--- Start MATERIAL FOR THIS EXERCISE ---
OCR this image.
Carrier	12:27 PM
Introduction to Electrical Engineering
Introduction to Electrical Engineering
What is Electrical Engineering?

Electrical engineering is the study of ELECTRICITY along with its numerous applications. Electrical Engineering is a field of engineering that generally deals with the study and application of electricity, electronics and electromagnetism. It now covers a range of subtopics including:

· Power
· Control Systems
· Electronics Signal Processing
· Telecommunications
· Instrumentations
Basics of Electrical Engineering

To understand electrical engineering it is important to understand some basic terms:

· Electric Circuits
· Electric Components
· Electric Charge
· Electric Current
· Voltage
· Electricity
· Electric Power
--- End MATERIAL FOR THIS EXERCISE ---
[REQUIREMENTS] Copy out each record, keeping every word as it is.

[FULL OUTPUT]
OCR this image.
Carrier	12:27 PM
Introduction to Electrical Engineering
Introduction to Electrical Engineering
What is Electrical Engineering?

Electrical engineering is the study of ELECTRICITY along with its numerous applications. Electrical Engineering is a field of engineering that generally deals with the study and application of electricity, electronics and electromagnetism. It now covers a range of subtopics including:

· Power
· Control Systems
· Electronics Signal Processing
· Telecommunications
· Instrumentations
Basics of Electrical Engineering

To understand electrical engineering it is important to understand some basic terms:

· Electric Circuits
· Electric Components
· Electric Charge
· Electric Current
· Voltage
· Electricity
· Electric Power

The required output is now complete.